Write out the full set of records exactly. Any pictures in them do not belong in the copy.

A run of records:
>>>>>

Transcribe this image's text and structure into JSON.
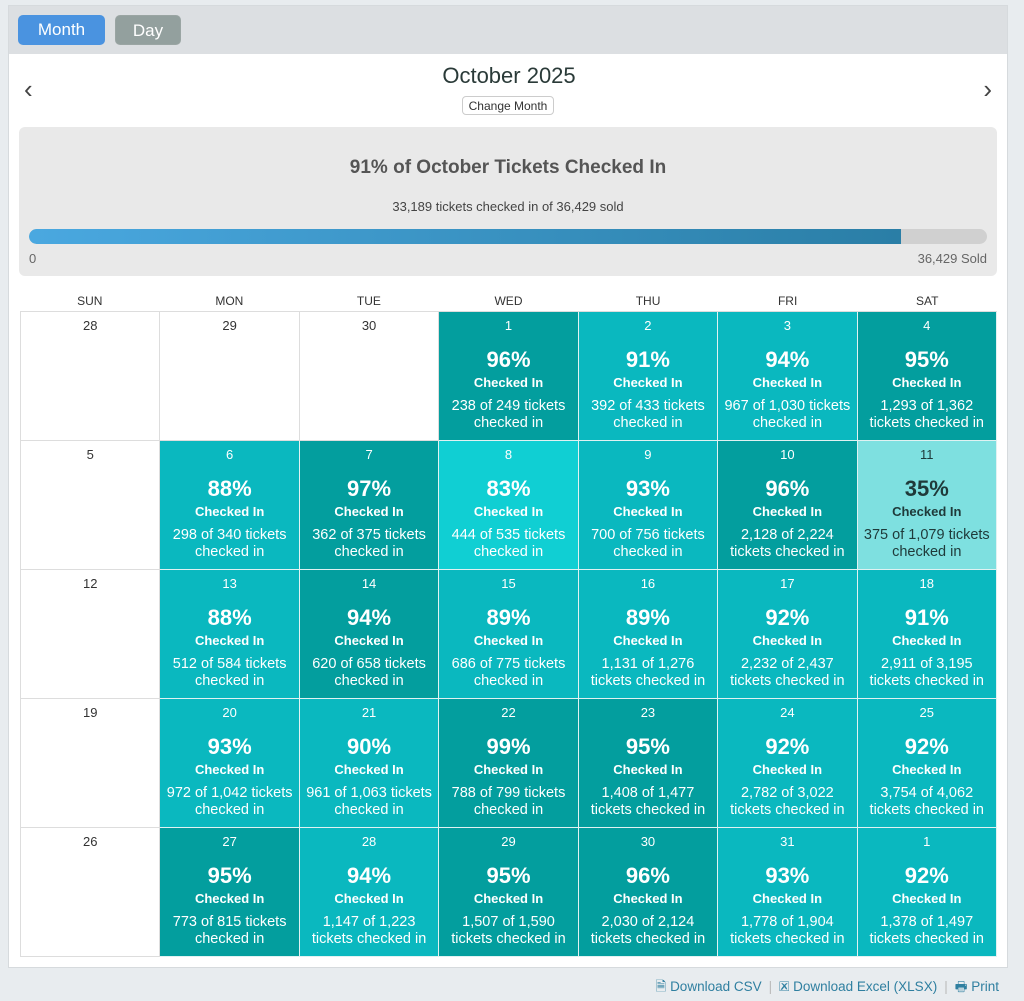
{
  "view_toggle": {
    "month": "Month",
    "day": "Day"
  },
  "header": {
    "title": "October 2025",
    "change_month": "Change Month",
    "prev_icon": "‹",
    "next_icon": "›"
  },
  "summary": {
    "title": "91% of October Tickets Checked In",
    "subtitle": "33,189 tickets checked in of 36,429 sold",
    "progress_percent": 91,
    "min_label": "0",
    "max_label": "36,429 Sold"
  },
  "weekdays": [
    "SUN",
    "MON",
    "TUE",
    "WED",
    "THU",
    "FRI",
    "SAT"
  ],
  "checked_label": "Checked In",
  "colors": {
    "dark": "#039e9e",
    "mid": "#0ab8bf",
    "light": "#10cfd3",
    "pale": "#7ee0e0"
  },
  "days": [
    {
      "day": "28"
    },
    {
      "day": "29"
    },
    {
      "day": "30"
    },
    {
      "day": "1",
      "pct": "96%",
      "tone": "dark",
      "count": "238 of 249 tickets checked in"
    },
    {
      "day": "2",
      "pct": "91%",
      "tone": "mid",
      "count": "392 of 433 tickets checked in"
    },
    {
      "day": "3",
      "pct": "94%",
      "tone": "mid",
      "count": "967 of 1,030 tickets checked in"
    },
    {
      "day": "4",
      "pct": "95%",
      "tone": "dark",
      "count": "1,293 of 1,362 tickets checked in"
    },
    {
      "day": "5"
    },
    {
      "day": "6",
      "pct": "88%",
      "tone": "mid",
      "count": "298 of 340 tickets checked in"
    },
    {
      "day": "7",
      "pct": "97%",
      "tone": "dark",
      "count": "362 of 375 tickets checked in"
    },
    {
      "day": "8",
      "pct": "83%",
      "tone": "light",
      "count": "444 of 535 tickets checked in"
    },
    {
      "day": "9",
      "pct": "93%",
      "tone": "mid",
      "count": "700 of 756 tickets checked in"
    },
    {
      "day": "10",
      "pct": "96%",
      "tone": "dark",
      "count": "2,128 of 2,224 tickets checked in"
    },
    {
      "day": "11",
      "pct": "35%",
      "tone": "pale",
      "count": "375 of 1,079 tickets checked in"
    },
    {
      "day": "12"
    },
    {
      "day": "13",
      "pct": "88%",
      "tone": "mid",
      "count": "512 of 584 tickets checked in"
    },
    {
      "day": "14",
      "pct": "94%",
      "tone": "dark",
      "count": "620 of 658 tickets checked in"
    },
    {
      "day": "15",
      "pct": "89%",
      "tone": "mid",
      "count": "686 of 775 tickets checked in"
    },
    {
      "day": "16",
      "pct": "89%",
      "tone": "mid",
      "count": "1,131 of 1,276 tickets checked in"
    },
    {
      "day": "17",
      "pct": "92%",
      "tone": "mid",
      "count": "2,232 of 2,437 tickets checked in"
    },
    {
      "day": "18",
      "pct": "91%",
      "tone": "mid",
      "count": "2,911 of 3,195 tickets checked in"
    },
    {
      "day": "19"
    },
    {
      "day": "20",
      "pct": "93%",
      "tone": "mid",
      "count": "972 of 1,042 tickets checked in"
    },
    {
      "day": "21",
      "pct": "90%",
      "tone": "mid",
      "count": "961 of 1,063 tickets checked in"
    },
    {
      "day": "22",
      "pct": "99%",
      "tone": "dark",
      "count": "788 of 799 tickets checked in"
    },
    {
      "day": "23",
      "pct": "95%",
      "tone": "dark",
      "count": "1,408 of 1,477 tickets checked in"
    },
    {
      "day": "24",
      "pct": "92%",
      "tone": "mid",
      "count": "2,782 of 3,022 tickets checked in"
    },
    {
      "day": "25",
      "pct": "92%",
      "tone": "mid",
      "count": "3,754 of 4,062 tickets checked in"
    },
    {
      "day": "26"
    },
    {
      "day": "27",
      "pct": "95%",
      "tone": "dark",
      "count": "773 of 815 tickets checked in"
    },
    {
      "day": "28",
      "pct": "94%",
      "tone": "mid",
      "count": "1,147 of 1,223 tickets checked in"
    },
    {
      "day": "29",
      "pct": "95%",
      "tone": "dark",
      "count": "1,507 of 1,590 tickets checked in"
    },
    {
      "day": "30",
      "pct": "96%",
      "tone": "dark",
      "count": "2,030 of 2,124 tickets checked in"
    },
    {
      "day": "31",
      "pct": "93%",
      "tone": "mid",
      "count": "1,778 of 1,904 tickets checked in"
    },
    {
      "day": "1",
      "pct": "92%",
      "tone": "mid",
      "count": "1,378 of 1,497 tickets checked in"
    }
  ],
  "footer": {
    "csv": "Download CSV",
    "excel": "Download Excel (XLSX)",
    "print": "Print"
  }
}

<<<<<

Task response:
Transcribe this image's text and structure into JSON.
{
  "view_toggle": {
    "month": "Month",
    "day": "Day"
  },
  "header": {
    "title": "October 2025",
    "change_month": "Change Month",
    "prev_icon": "‹",
    "next_icon": "›"
  },
  "summary": {
    "title": "91% of October Tickets Checked In",
    "subtitle": "33,189 tickets checked in of 36,429 sold",
    "progress_percent": 91,
    "min_label": "0",
    "max_label": "36,429 Sold"
  },
  "weekdays": [
    "SUN",
    "MON",
    "TUE",
    "WED",
    "THU",
    "FRI",
    "SAT"
  ],
  "checked_label": "Checked In",
  "colors": {
    "dark": "#039e9e",
    "mid": "#0ab8bf",
    "light": "#10cfd3",
    "pale": "#7ee0e0"
  },
  "days": [
    {
      "day": "28"
    },
    {
      "day": "29"
    },
    {
      "day": "30"
    },
    {
      "day": "1",
      "pct": "96%",
      "tone": "dark",
      "count": "238 of 249 tickets checked in"
    },
    {
      "day": "2",
      "pct": "91%",
      "tone": "mid",
      "count": "392 of 433 tickets checked in"
    },
    {
      "day": "3",
      "pct": "94%",
      "tone": "mid",
      "count": "967 of 1,030 tickets checked in"
    },
    {
      "day": "4",
      "pct": "95%",
      "tone": "dark",
      "count": "1,293 of 1,362 tickets checked in"
    },
    {
      "day": "5"
    },
    {
      "day": "6",
      "pct": "88%",
      "tone": "mid",
      "count": "298 of 340 tickets checked in"
    },
    {
      "day": "7",
      "pct": "97%",
      "tone": "dark",
      "count": "362 of 375 tickets checked in"
    },
    {
      "day": "8",
      "pct": "83%",
      "tone": "light",
      "count": "444 of 535 tickets checked in"
    },
    {
      "day": "9",
      "pct": "93%",
      "tone": "mid",
      "count": "700 of 756 tickets checked in"
    },
    {
      "day": "10",
      "pct": "96%",
      "tone": "dark",
      "count": "2,128 of 2,224 tickets checked in"
    },
    {
      "day": "11",
      "pct": "35%",
      "tone": "pale",
      "count": "375 of 1,079 tickets checked in"
    },
    {
      "day": "12"
    },
    {
      "day": "13",
      "pct": "88%",
      "tone": "mid",
      "count": "512 of 584 tickets checked in"
    },
    {
      "day": "14",
      "pct": "94%",
      "tone": "dark",
      "count": "620 of 658 tickets checked in"
    },
    {
      "day": "15",
      "pct": "89%",
      "tone": "mid",
      "count": "686 of 775 tickets checked in"
    },
    {
      "day": "16",
      "pct": "89%",
      "tone": "mid",
      "count": "1,131 of 1,276 tickets checked in"
    },
    {
      "day": "17",
      "pct": "92%",
      "tone": "mid",
      "count": "2,232 of 2,437 tickets checked in"
    },
    {
      "day": "18",
      "pct": "91%",
      "tone": "mid",
      "count": "2,911 of 3,195 tickets checked in"
    },
    {
      "day": "19"
    },
    {
      "day": "20",
      "pct": "93%",
      "tone": "mid",
      "count": "972 of 1,042 tickets checked in"
    },
    {
      "day": "21",
      "pct": "90%",
      "tone": "mid",
      "count": "961 of 1,063 tickets checked in"
    },
    {
      "day": "22",
      "pct": "99%",
      "tone": "dark",
      "count": "788 of 799 tickets checked in"
    },
    {
      "day": "23",
      "pct": "95%",
      "tone": "dark",
      "count": "1,408 of 1,477 tickets checked in"
    },
    {
      "day": "24",
      "pct": "92%",
      "tone": "mid",
      "count": "2,782 of 3,022 tickets checked in"
    },
    {
      "day": "25",
      "pct": "92%",
      "tone": "mid",
      "count": "3,754 of 4,062 tickets checked in"
    },
    {
      "day": "26"
    },
    {
      "day": "27",
      "pct": "95%",
      "tone": "dark",
      "count": "773 of 815 tickets checked in"
    },
    {
      "day": "28",
      "pct": "94%",
      "tone": "mid",
      "count": "1,147 of 1,223 tickets checked in"
    },
    {
      "day": "29",
      "pct": "95%",
      "tone": "dark",
      "count": "1,507 of 1,590 tickets checked in"
    },
    {
      "day": "30",
      "pct": "96%",
      "tone": "dark",
      "count": "2,030 of 2,124 tickets checked in"
    },
    {
      "day": "31",
      "pct": "93%",
      "tone": "mid",
      "count": "1,778 of 1,904 tickets checked in"
    },
    {
      "day": "1",
      "pct": "92%",
      "tone": "mid",
      "count": "1,378 of 1,497 tickets checked in"
    }
  ],
  "footer": {
    "csv": "Download CSV",
    "excel": "Download Excel (XLSX)",
    "print": "Print"
  }
}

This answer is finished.